• _What is required_:
Reproduce the records below exactly as given.

··· Dataset records

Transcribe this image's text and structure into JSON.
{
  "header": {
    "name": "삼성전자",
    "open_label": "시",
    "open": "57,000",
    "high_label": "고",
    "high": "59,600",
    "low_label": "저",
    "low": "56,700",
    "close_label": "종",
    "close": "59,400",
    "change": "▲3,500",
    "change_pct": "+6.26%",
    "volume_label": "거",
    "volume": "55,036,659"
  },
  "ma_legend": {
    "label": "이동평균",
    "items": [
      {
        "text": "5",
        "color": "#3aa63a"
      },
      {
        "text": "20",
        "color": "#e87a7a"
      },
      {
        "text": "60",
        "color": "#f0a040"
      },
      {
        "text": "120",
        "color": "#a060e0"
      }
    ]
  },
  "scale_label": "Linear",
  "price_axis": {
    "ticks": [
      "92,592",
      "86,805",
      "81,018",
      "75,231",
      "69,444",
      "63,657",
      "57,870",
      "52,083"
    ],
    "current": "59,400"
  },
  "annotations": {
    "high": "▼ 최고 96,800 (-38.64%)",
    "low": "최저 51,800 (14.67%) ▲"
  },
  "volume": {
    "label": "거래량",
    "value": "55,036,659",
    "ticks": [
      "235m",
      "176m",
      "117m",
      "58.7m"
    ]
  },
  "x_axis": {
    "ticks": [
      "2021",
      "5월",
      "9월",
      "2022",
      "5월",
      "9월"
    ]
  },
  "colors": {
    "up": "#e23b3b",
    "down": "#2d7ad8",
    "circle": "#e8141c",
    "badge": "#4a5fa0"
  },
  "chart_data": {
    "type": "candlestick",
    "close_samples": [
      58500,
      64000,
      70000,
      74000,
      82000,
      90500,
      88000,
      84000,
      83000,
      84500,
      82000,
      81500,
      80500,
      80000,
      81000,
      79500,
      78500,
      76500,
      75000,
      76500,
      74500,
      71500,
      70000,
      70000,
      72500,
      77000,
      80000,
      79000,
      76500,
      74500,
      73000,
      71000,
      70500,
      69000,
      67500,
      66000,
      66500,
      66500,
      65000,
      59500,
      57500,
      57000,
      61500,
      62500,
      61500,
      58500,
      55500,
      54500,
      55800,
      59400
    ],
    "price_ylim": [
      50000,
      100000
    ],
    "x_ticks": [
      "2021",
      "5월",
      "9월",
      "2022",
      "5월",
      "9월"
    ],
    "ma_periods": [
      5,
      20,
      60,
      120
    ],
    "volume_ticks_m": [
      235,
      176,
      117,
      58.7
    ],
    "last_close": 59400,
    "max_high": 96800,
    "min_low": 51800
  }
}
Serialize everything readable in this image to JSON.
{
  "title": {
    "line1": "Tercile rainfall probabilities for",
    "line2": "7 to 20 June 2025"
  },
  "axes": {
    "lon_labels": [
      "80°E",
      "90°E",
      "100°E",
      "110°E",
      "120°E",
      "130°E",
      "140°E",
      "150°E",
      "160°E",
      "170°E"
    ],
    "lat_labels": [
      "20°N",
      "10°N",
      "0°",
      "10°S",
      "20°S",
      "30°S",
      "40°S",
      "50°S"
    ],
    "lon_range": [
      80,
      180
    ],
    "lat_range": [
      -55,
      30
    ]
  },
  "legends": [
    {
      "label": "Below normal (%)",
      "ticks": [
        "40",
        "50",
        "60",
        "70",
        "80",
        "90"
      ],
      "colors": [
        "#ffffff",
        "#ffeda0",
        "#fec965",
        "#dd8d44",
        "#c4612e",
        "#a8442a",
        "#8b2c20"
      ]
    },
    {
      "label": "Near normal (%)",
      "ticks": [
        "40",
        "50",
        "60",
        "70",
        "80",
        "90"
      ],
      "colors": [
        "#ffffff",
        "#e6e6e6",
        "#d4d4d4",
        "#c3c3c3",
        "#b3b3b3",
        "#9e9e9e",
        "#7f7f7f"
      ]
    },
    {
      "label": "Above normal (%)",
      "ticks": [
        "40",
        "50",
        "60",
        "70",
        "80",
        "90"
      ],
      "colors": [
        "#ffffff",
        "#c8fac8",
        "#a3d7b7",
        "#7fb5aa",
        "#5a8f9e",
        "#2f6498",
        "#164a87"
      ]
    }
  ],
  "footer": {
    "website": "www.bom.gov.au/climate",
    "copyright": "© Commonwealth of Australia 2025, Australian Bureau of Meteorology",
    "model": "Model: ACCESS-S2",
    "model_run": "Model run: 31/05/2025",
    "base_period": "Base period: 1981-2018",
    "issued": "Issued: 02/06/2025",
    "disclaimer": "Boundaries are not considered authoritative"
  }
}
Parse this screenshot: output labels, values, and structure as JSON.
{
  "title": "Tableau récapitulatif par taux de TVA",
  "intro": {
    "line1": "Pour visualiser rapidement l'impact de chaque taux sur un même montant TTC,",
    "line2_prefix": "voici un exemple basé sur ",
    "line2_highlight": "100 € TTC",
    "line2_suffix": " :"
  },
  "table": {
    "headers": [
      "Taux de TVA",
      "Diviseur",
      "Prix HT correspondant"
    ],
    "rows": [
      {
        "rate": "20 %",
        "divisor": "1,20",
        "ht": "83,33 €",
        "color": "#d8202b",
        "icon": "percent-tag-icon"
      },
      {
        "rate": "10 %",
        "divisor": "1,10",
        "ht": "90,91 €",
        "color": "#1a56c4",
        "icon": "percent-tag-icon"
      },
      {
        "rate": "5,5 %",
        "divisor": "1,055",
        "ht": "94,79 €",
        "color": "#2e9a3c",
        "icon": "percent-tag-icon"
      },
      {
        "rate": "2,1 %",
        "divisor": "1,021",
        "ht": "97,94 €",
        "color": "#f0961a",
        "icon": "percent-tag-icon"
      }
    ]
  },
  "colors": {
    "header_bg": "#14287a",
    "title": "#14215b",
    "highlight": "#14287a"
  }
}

······

• _Correct response_:
Transcribe this image's text and structure into JSON.
{
  "header": {
    "name": "삼성전자",
    "open_label": "시",
    "open": "57,000",
    "high_label": "고",
    "high": "59,600",
    "low_label": "저",
    "low": "56,700",
    "close_label": "종",
    "close": "59,400",
    "change": "▲3,500",
    "change_pct": "+6.26%",
    "volume_label": "거",
    "volume": "55,036,659"
  },
  "ma_legend": {
    "label": "이동평균",
    "items": [
      {
        "text": "5",
        "color": "#3aa63a"
      },
      {
        "text": "20",
        "color": "#e87a7a"
      },
      {
        "text": "60",
        "color": "#f0a040"
      },
      {
        "text": "120",
        "color": "#a060e0"
      }
    ]
  },
  "scale_label": "Linear",
  "price_axis": {
    "ticks": [
      "92,592",
      "86,805",
      "81,018",
      "75,231",
      "69,444",
      "63,657",
      "57,870",
      "52,083"
    ],
    "current": "59,400"
  },
  "annotations": {
    "high": "▼ 최고 96,800 (-38.64%)",
    "low": "최저 51,800 (14.67%) ▲"
  },
  "volume": {
    "label": "거래량",
    "value": "55,036,659",
    "ticks": [
      "235m",
      "176m",
      "117m",
      "58.7m"
    ]
  },
  "x_axis": {
    "ticks": [
      "2021",
      "5월",
      "9월",
      "2022",
      "5월",
      "9월"
    ]
  },
  "colors": {
    "up": "#e23b3b",
    "down": "#2d7ad8",
    "circle": "#e8141c",
    "badge": "#4a5fa0"
  },
  "chart_data": {
    "type": "candlestick",
    "close_samples": [
      58500,
      64000,
      70000,
      74000,
      82000,
      90500,
      88000,
      84000,
      83000,
      84500,
      82000,
      81500,
      80500,
      80000,
      81000,
      79500,
      78500,
      76500,
      75000,
      76500,
      74500,
      71500,
      70000,
      70000,
      72500,
      77000,
      80000,
      79000,
      76500,
      74500,
      73000,
      71000,
      70500,
      69000,
      67500,
      66000,
      66500,
      66500,
      65000,
      59500,
      57500,
      57000,
      61500,
      62500,
      61500,
      58500,
      55500,
      54500,
      55800,
      59400
    ],
    "price_ylim": [
      50000,
      100000
    ],
    "x_ticks": [
      "2021",
      "5월",
      "9월",
      "2022",
      "5월",
      "9월"
    ],
    "ma_periods": [
      5,
      20,
      60,
      120
    ],
    "volume_ticks_m": [
      235,
      176,
      117,
      58.7
    ],
    "last_close": 59400,
    "max_high": 96800,
    "min_low": 51800
  }
}
Serialize everything readable in this image to JSON.
{
  "title": {
    "line1": "Tercile rainfall probabilities for",
    "line2": "7 to 20 June 2025"
  },
  "axes": {
    "lon_labels": [
      "80°E",
      "90°E",
      "100°E",
      "110°E",
      "120°E",
      "130°E",
      "140°E",
      "150°E",
      "160°E",
      "170°E"
    ],
    "lat_labels": [
      "20°N",
      "10°N",
      "0°",
      "10°S",
      "20°S",
      "30°S",
      "40°S",
      "50°S"
    ],
    "lon_range": [
      80,
      180
    ],
    "lat_range": [
      -55,
      30
    ]
  },
  "legends": [
    {
      "label": "Below normal (%)",
      "ticks": [
        "40",
        "50",
        "60",
        "70",
        "80",
        "90"
      ],
      "colors": [
        "#ffffff",
        "#ffeda0",
        "#fec965",
        "#dd8d44",
        "#c4612e",
        "#a8442a",
        "#8b2c20"
      ]
    },
    {
      "label": "Near normal (%)",
      "ticks": [
        "40",
        "50",
        "60",
        "70",
        "80",
        "90"
      ],
      "colors": [
        "#ffffff",
        "#e6e6e6",
        "#d4d4d4",
        "#c3c3c3",
        "#b3b3b3",
        "#9e9e9e",
        "#7f7f7f"
      ]
    },
    {
      "label": "Above normal (%)",
      "ticks": [
        "40",
        "50",
        "60",
        "70",
        "80",
        "90"
      ],
      "colors": [
        "#ffffff",
        "#c8fac8",
        "#a3d7b7",
        "#7fb5aa",
        "#5a8f9e",
        "#2f6498",
        "#164a87"
      ]
    }
  ],
  "footer": {
    "website": "www.bom.gov.au/climate",
    "copyright": "© Commonwealth of Australia 2025, Australian Bureau of Meteorology",
    "model": "Model: ACCESS-S2",
    "model_run": "Model run: 31/05/2025",
    "base_period": "Base period: 1981-2018",
    "issued": "Issued: 02/06/2025",
    "disclaimer": "Boundaries are not considered authoritative"
  }
}
Parse this screenshot: output labels, values, and structure as JSON.
{
  "title": "Tableau récapitulatif par taux de TVA",
  "intro": {
    "line1": "Pour visualiser rapidement l'impact de chaque taux sur un même montant TTC,",
    "line2_prefix": "voici un exemple basé sur ",
    "line2_highlight": "100 € TTC",
    "line2_suffix": " :"
  },
  "table": {
    "headers": [
      "Taux de TVA",
      "Diviseur",
      "Prix HT correspondant"
    ],
    "rows": [
      {
        "rate": "20 %",
        "divisor": "1,20",
        "ht": "83,33 €",
        "color": "#d8202b",
        "icon": "percent-tag-icon"
      },
      {
        "rate": "10 %",
        "divisor": "1,10",
        "ht": "90,91 €",
        "color": "#1a56c4",
        "icon": "percent-tag-icon"
      },
      {
        "rate": "5,5 %",
        "divisor": "1,055",
        "ht": "94,79 €",
        "color": "#2e9a3c",
        "icon": "percent-tag-icon"
      },
      {
        "rate": "2,1 %",
        "divisor": "1,021",
        "ht": "97,94 €",
        "color": "#f0961a",
        "icon": "percent-tag-icon"
      }
    ]
  },
  "colors": {
    "header_bg": "#14287a",
    "title": "#14215b",
    "highlight": "#14287a"
  }
}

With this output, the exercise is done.